*Task description*:
Print exactly the lines from the one containing "Convert this document image to plain text." through the last line of the records below, both included, and nothing else; omit any pictures.

*Material shown*:
— START —

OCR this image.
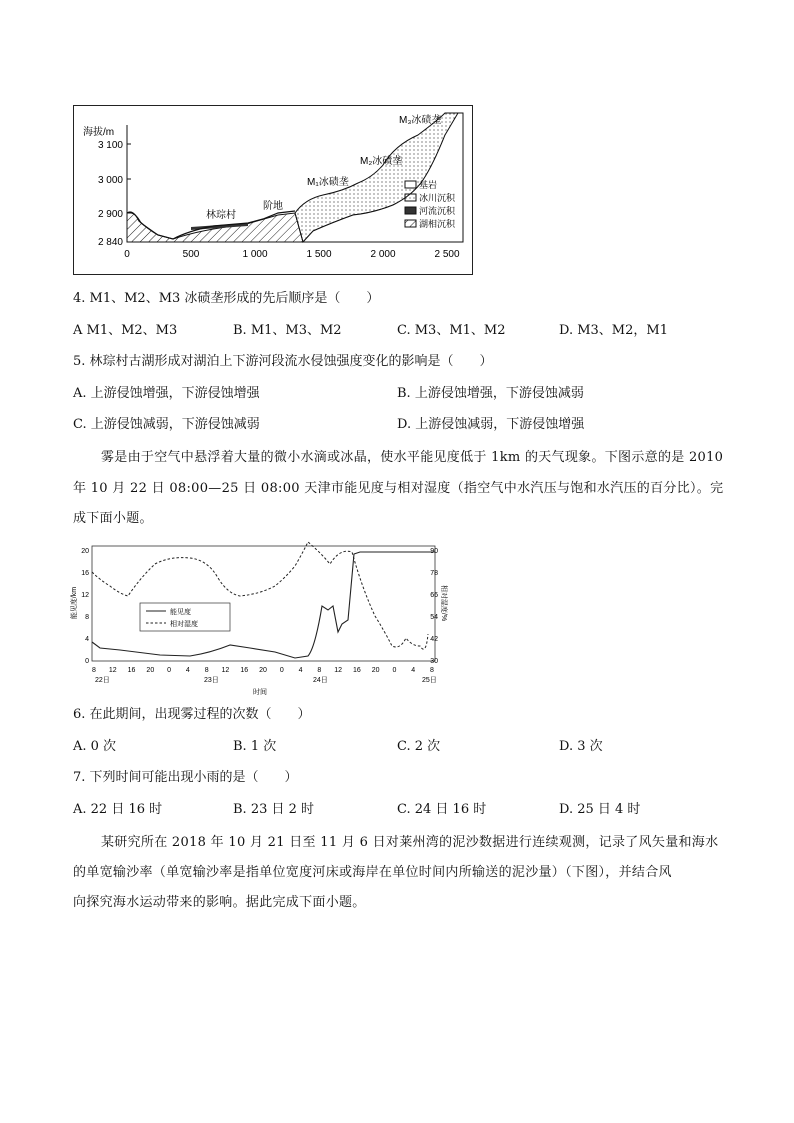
海拔/m
2 840
2 900
3 000
3 100
0	500	1 000	1 500	2 000	2 500
林琮村
阶地
M₁冰碛垄
M₂冰碛垄
M₃冰碛垄
基岩
冰川沉积
河流沉积
湖相沉积
4. M1、M2、M3 冰碛垄形成的先后顺序是（　　）
A M1、M2、M3	B. M1、M3、M2	C. M3、M1、M2	D. M3、M2，M1
5. 林琮村古湖形成对湖泊上下游河段流水侵蚀强度变化的影响是（　　）
A. 上游侵蚀增强，下游侵蚀增强	B. 上游侵蚀增强，下游侵蚀减弱
C. 上游侵蚀减弱，下游侵蚀减弱	D. 上游侵蚀减弱，下游侵蚀增强
雾是由于空气中悬浮着大量的微小水滴或冰晶，使水平能见度低于 1km 的天气现象。下图示意的是 2010
年 10 月 22 日 08:00—25 日 08:00 天津市能见度与相对湿度（指空气中水汽压与饱和水汽压的百分比）。完
成下面小题。
能见度/km	相对湿度/%
0
4
8
12
16
20
30
42
54
66
78
90
8 12 16 20 0 4 8 12 16 20 0 4 8 12 16 20 0 4 8
22日	23日	24日	25日
时间
能见度
相对湿度
6. 在此期间，出现雾过程的次数（　　）
A. 0 次	B. 1 次	C. 2 次	D. 3 次
7. 下列时间可能出现小雨的是（　　）
A. 22 日 16 时	B. 23 日 2 时	C. 24 日 16 时	D. 25 日 4 时
某研究所在 2018 年 10 月 21 日至 11 月 6 日对莱州湾的泥沙数据进行连续观测，记录了风矢量和海水
的单宽输沙率（单宽输沙率是指单位宽度河床或海岸在单位时间内所输送的泥沙量）（下图），并结合风
向探究海水运动带来的影响。据此完成下面小题。
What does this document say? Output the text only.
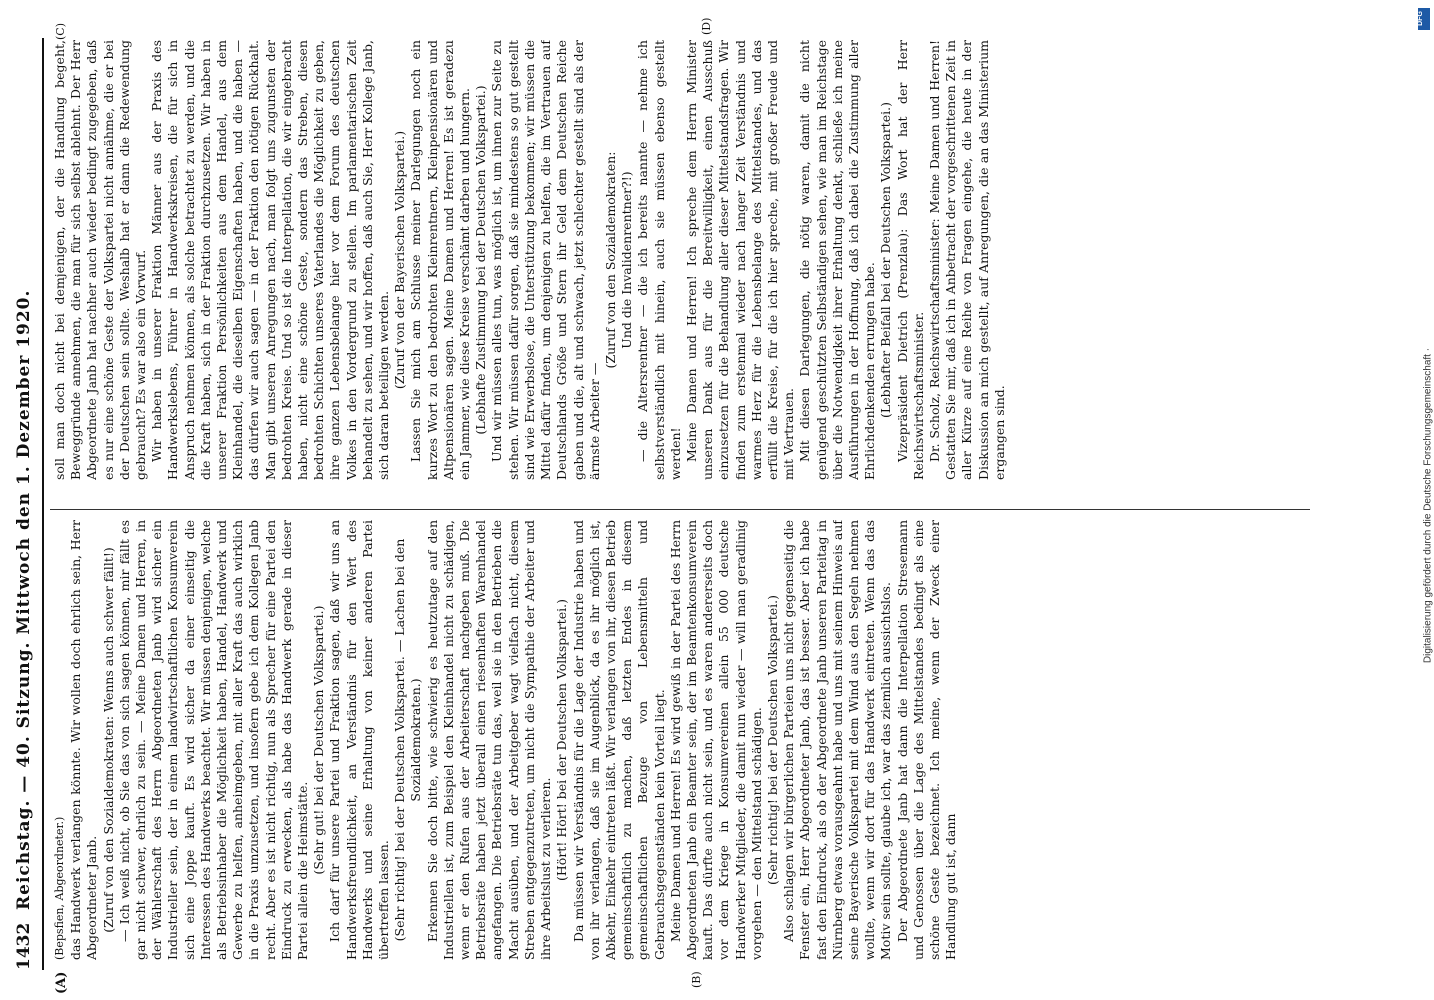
1432
Reichstag. — 40. Sitzung. Mittwoch den 1. Dezember 1920.
(A)	(B)
(C)	(D)

(Bepsfien, Abgeordneter.) das Handwerk verlangen könnte. Wir wollen doch ehrlich sein, Herr Abgeordneter Janb. (Zuruf von den Sozialdemokraten: Wenns auch schwer fällt!) — Ich weiß nicht, ob Sie das von sich sagen können, mir fällt es gar nicht schwer, ehrlich zu sein. — Meine Damen und Herren, in der Wählerschaft des Herrn Abgeordneten Janb wird sicher ein Industrieller sein, der in einem landwirtschaftlichen Konsumverein sich eine Joppe kauft. Es wird sicher da einer einseitig die Interessen des Handwerks beachtet. Wir müssen denjenigen, welche als Betriebsinhaber die Möglichkeit haben, Handel, Handwerk und Gewerbe zu helfen, anheimgeben, mit aller Kraft das auch wirklich in die Praxis umzusetzen, und insofern gebe ich dem Kollegen Janb recht. Aber es ist nicht richtig, nun als Sprecher für eine Partei den Eindruck zu erwecken, als habe das Handwerk gerade in dieser Partei allein die Heimstätte. (Sehr gut! bei der Deutschen Volkspartei.) Ich darf für unsere Partei und Fraktion sagen, daß wir uns an Handwerksfreundlichkeit, an Verständnis für den Wert des Handwerks und seine Erhaltung von keiner anderen Partei übertreffen lassen. (Sehr richtig! bei der Deutschen Volkspartei. — Lachen bei den Sozialdemokraten.) Erkennen Sie doch bitte, wie schwierig es heutzutage auf den Industriellen ist, zum Beispiel den Kleinhandel nicht zu schädigen, wenn er den Rufen aus der Arbeiterschaft nachgeben muß. Die Betriebsräte haben jetzt überall einen riesenhaften Warenhandel angefangen. Die Betriebsräte tun das, weil sie in den Betrieben die Macht ausüben, und der Arbeitgeber wagt vielfach nicht, diesem Streben entgegenzutreten, um nicht die Sympathie der Arbeiter und ihre Arbeitslust zu verlieren. (Hört! Hört! bei der Deutschen Volkspartei.) Da müssen wir Verständnis für die Lage der Industrie haben und von ihr verlangen, daß sie im Augenblick, da es ihr möglich ist, Abkehr, Einkehr eintreten läßt. Wir verlangen von ihr, diesen Betrieb gemeinschaftlich zu machen, daß letzten Endes in diesem gemeinschaftlichen Bezuge von Lebensmitteln und Gebrauchsgegenständen kein Vorteil liegt. Meine Damen und Herren! Es wird gewiß in der Partei des Herrn Abgeordneten Janb ein Beamter sein, der im Beamtenkonsumverein kauft. Das dürfte auch nicht sein, und es waren andererseits doch vor dem Kriege in Konsumvereinen allein 55 000 deutsche Handwerker Mitglieder, die damit nun wieder — will man geradlinig vorgehen — den Mittelstand schädigen. (Sehr richtig! bei der Deutschen Volkspartei.) Also schlagen wir bürgerlichen Parteien uns nicht gegenseitig die Fenster ein, Herr Abgeordneter Janb, das ist besser. Aber ich habe fast den Eindruck, als ob der Abgeordnete Janb unseren Parteitag in Nürnberg etwas vorausgeahnt habe und uns mit seinem Hinweis auf seine Bayerische Volkspartei mit dem Wind aus den Segeln nehmen wollte, wenn wir dort für das Handwerk eintreten. Wenn das das Motiv sein sollte, glaube ich, war das ziemlich aussichtslos. Der Abgeordnete Janb hat dann die Interpellation Stresemann und Genossen über die Lage des Mittelstandes bedingt als eine schöne Geste bezeichnet. Ich meine, wenn der Zweck einer Handlung gut ist, dann

soll man doch nicht bei demjenigen, der die Handlung begeht, Beweggründe annehmen, die man für sich selbst ablehnt. Der Herr Abgeordnete Janb hat nachher auch wieder bedingt zugegeben, daß es nur eine schöne Geste der Volkspartei nicht annähme, die er bei der Deutschen sein sollte. Weshalb hat er dann die Redewendung gebraucht? Es war also ein Vorwurf. Wir haben in unserer Fraktion Männer aus der Praxis des Handwerkslebens, Führer in Handwerkskreisen, die für sich in Anspruch nehmen können, als solche betrachtet zu werden, und die die Kraft haben, sich in der Fraktion durchzusetzen. Wir haben in unserer Fraktion Persönlichkeiten aus dem Handel, aus dem Kleinhandel, die dieselben Eigenschaften haben, und die haben — das dürfen wir auch sagen — in der Fraktion den nötigen Rückhalt. Man gibt unseren Anregungen nach, man folgt uns zugunsten der bedrohten Kreise. Und so ist die Interpellation, die wir eingebracht haben, nicht eine schöne Geste, sondern das Streben, diesen bedrohten Schichten unseres Vaterlandes die Möglichkeit zu geben, ihre ganzen Lebensbelange hier vor dem Forum des deutschen Volkes in den Vordergrund zu stellen. Im parlamentarischen Zeit behandelt zu sehen, und wir hoffen, daß auch Sie, Herr Kollege Janb, sich daran beteiligen werden. (Zuruf von der Bayerischen Volkspartei.) Lassen Sie mich am Schlusse meiner Darlegungen noch ein kurzes Wort zu den bedrohten Kleinrentnern, Kleinpensionären und Altpensionären sagen. Meine Damen und Herren! Es ist geradezu ein Jammer, wie diese Kreise verschämt darben und hungern. (Lebhafte Zustimmung bei der Deutschen Volkspartei.) Und wir müssen alles tun, was möglich ist, um ihnen zur Seite zu stehen. Wir müssen dafür sorgen, daß sie mindestens so gut gestellt sind wie Erwerbslose, die Unterstützung bekommen; wir müssen die Mittel dafür finden, um denjenigen zu helfen, die im Vertrauen auf Deutschlands Größe und Stern ihr Geld dem Deutschen Reiche gaben und die, alt und schwach, jetzt schlechter gestellt sind als der ärmste Arbeiter —

(Zuruf von den Sozialdemokraten: Und die Invalidenrentner?!) — die Altersrentner — die ich bereits nannte — nehme ich selbstverständlich mit hinein, auch sie müssen ebenso gestellt werden! Meine Damen und Herren! Ich spreche dem Herrn Minister unseren Dank aus für die Bereitwilligkeit, einen Ausschuß einzusetzen für die Behandlung aller dieser Mittelstandsfragen. Wir finden zum erstenmal wieder nach langer Zeit Verständnis und warmes Herz für die Lebensbelange des Mittelstandes, und das erfüllt die Kreise, für die ich hier spreche, mit großer Freude und mit Vertrauen. Mit diesen Darlegungen, die nötig waren, damit die nicht genügend geschützten Selbständigen sehen, wie man im Reichstage über die Notwendigkeit ihrer Erhaltung denkt, schließe ich meine Ausführungen in der Hoffnung, daß ich dabei die Zustimmung aller Ehrlichdenkenden errungen habe. (Lebhafter Beifall bei der Deutschen Volkspartei.) Vizepräsident Dietrich (Prenzlau): Das Wort hat der Herr Reichswirtschaftsminister. Dr. Scholz, Reichswirtschaftsminister: Meine Damen und Herren! Gestatten Sie mir, daß ich in Anbetracht der vorgeschrittenen Zeit in aller Kürze auf eine Reihe von Fragen eingehe, die heute in der Diskussion an mich gestellt, auf Anregungen, die an das Ministerium ergangen sind.

DFG
Digitalisierung gefördert durch die Deutsche Forschungsgemeinschaft ·
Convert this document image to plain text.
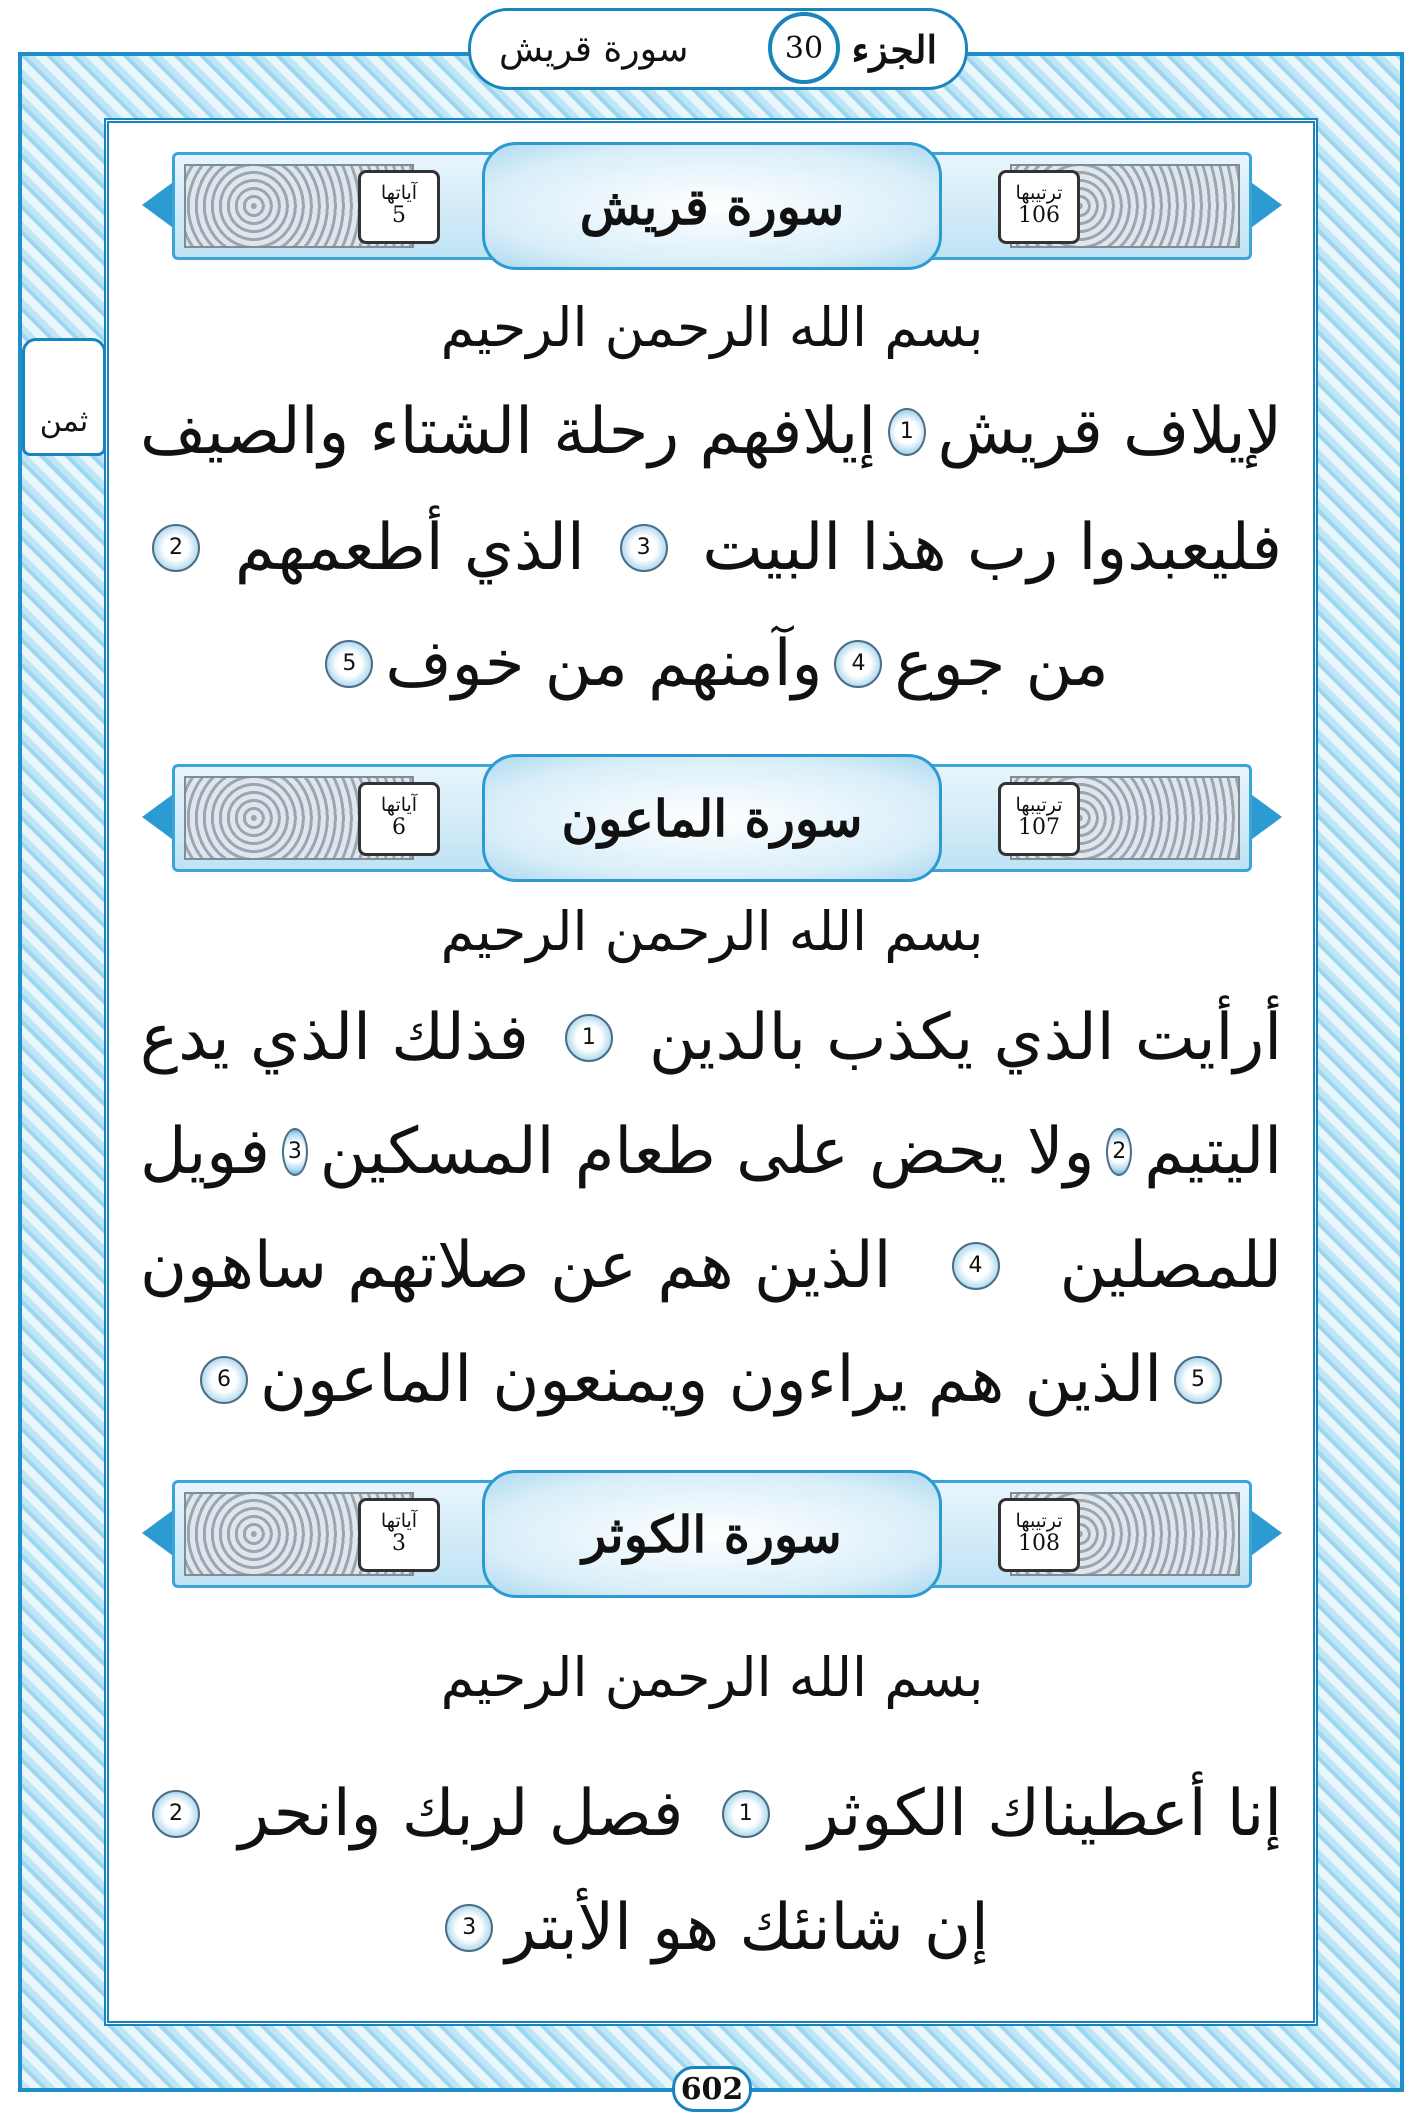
سورة قريش	الجزء
30
ثمن
آياتها
5	سورة قريش	ترتيبها
106
بسم الله الرحمن الرحيم
لإيلاف قريش
1
إيلافهم رحلة الشتاء والصيف
فليعبدوا رب هذا البيت
3
الذي أطعمهم
2
من جوع
4
وآمنهم من خوف
5
آياتها
6	سورة الماعون	ترتيبها
107
بسم الله الرحمن الرحيم
أرأيت الذي يكذب بالدين
1
فذلك الذي يدع
اليتيم
2
ولا يحض على طعام المسكين
3
فويل
للمصلين
4
الذين هم عن صلاتهم ساهون
5
الذين هم يراءون ويمنعون الماعون
6
آياتها
3	سورة الكوثر	ترتيبها
108
بسم الله الرحمن الرحيم
إنا أعطيناك الكوثر
1
فصل لربك وانحر
2
إن شانئك هو الأبتر
3
602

— END —

*Result of this exercise*:
Convert this document image to plain text.
سورة قريش	الجزء
30
ثمن
آياتها
5	سورة قريش	ترتيبها
106
بسم الله الرحمن الرحيم
لإيلاف قريش
1
إيلافهم رحلة الشتاء والصيف
فليعبدوا رب هذا البيت
3
الذي أطعمهم
2
من جوع
4
وآمنهم من خوف
5
آياتها
6	سورة الماعون	ترتيبها
107
بسم الله الرحمن الرحيم
أرأيت الذي يكذب بالدين
1
فذلك الذي يدع
اليتيم
2
ولا يحض على طعام المسكين
3
فويل
للمصلين
4
الذين هم عن صلاتهم ساهون
5
الذين هم يراءون ويمنعون الماعون
6
آياتها
3	سورة الكوثر	ترتيبها
108
بسم الله الرحمن الرحيم
إنا أعطيناك الكوثر
1
فصل لربك وانحر
2
إن شانئك هو الأبتر
3
602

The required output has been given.